▶ [Exercise details] Summarize the excerpt about the book Breakthrough! in two sentences.

▶ [Source extract]
Breakthrough! How Three People Saved ‘Blue Babies’ and Changed Medicine Forever
by Jim Murphy
c.2015, Clarion Books; $18.99 / $26.99 Canada; 130 pages
Nothing beats recognition when you’ve finished a project. Good job! Well done! Hearing those things is pretty awesome. But imagine working silently for years of your life while saving lives, and almost nobody notices. In the new book Breakthrough! by Jim Murphy, you’ll read about one man’s accomplishment and how it went nearly ignored for decades.
At just about eight pounds, 18-month-old Eileen Saxon was obviously small for her age, and she was weak. Doctors couldn’t agree on whether she could survive surgery or not, but they did agree on one thing: she would die without it.
It was late November, 1944, and Dr. Alfred Blalock was standing in a surgical room, in front of Eileen’s little body. Behind him was his assistant, Vivien Thomas, an African American man who’d perfected the procedure that was to be performed.
They were about to make history.
14 years before that night, 31year-old physician and researcher Blalock, a white man born of privilege, was looking for an assistant in his Baltimore laboratory. A carpenter by trade, Thomas had grown up in an industrious family that put an emphasis on education. He had been saving his money to go to medical school, in fact, when the Great Depression erased it. His curiosity appealed to Blalock, who hired the African American man for $12 a week.

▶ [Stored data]
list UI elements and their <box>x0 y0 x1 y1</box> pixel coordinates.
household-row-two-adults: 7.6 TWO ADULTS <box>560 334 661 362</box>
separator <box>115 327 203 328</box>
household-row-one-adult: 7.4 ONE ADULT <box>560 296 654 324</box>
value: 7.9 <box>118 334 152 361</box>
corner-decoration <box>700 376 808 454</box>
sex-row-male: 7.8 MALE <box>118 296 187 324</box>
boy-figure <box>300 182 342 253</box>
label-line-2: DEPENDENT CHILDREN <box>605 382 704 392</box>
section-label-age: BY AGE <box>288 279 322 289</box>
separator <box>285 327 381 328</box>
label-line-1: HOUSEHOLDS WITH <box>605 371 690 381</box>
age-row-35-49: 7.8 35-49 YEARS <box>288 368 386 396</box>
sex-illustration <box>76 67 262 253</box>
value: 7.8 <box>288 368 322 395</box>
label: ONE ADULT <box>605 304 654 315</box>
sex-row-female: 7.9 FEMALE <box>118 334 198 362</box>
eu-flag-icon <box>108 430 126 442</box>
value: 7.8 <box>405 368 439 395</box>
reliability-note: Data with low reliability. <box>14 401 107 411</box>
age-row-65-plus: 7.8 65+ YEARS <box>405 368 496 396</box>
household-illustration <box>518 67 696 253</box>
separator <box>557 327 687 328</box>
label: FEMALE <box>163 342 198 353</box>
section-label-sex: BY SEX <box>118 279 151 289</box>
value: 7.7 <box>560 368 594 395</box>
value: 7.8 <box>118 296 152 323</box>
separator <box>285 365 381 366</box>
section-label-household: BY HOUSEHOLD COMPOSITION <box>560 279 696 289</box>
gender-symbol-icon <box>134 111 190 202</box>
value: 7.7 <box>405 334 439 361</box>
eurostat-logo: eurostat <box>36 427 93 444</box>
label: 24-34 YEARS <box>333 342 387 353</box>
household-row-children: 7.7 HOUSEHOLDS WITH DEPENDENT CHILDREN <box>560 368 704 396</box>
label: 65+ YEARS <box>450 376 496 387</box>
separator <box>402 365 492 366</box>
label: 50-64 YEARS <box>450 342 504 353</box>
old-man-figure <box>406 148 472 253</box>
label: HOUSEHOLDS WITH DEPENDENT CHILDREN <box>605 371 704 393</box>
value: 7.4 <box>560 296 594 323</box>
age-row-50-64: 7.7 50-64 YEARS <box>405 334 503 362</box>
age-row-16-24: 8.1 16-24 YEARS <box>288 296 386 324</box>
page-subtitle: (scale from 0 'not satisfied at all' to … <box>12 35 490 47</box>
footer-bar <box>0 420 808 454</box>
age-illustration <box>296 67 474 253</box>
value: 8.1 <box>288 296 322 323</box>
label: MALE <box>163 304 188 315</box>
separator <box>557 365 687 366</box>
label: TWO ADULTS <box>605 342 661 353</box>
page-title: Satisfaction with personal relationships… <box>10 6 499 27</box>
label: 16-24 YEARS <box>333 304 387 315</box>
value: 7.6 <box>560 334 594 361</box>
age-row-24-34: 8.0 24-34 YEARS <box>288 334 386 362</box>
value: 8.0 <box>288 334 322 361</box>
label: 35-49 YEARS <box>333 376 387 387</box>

▶ [Reply] Jim Murphy's book Breakthrough! tells of one man's accomplishment that went nearly ignored for decades, including the night in late November 1944 when Dr. Alfred Blalock stood ready to operate on weak, 18-month-old Eileen Saxon with his assistant Vivien Thomas, who had perfected the procedure. Fourteen years earlier, Blalock had hired Thomas for $12 a week in his Baltimore laboratory; Thomas was a carpenter whose savings for medical school had been erased by the Great Depression.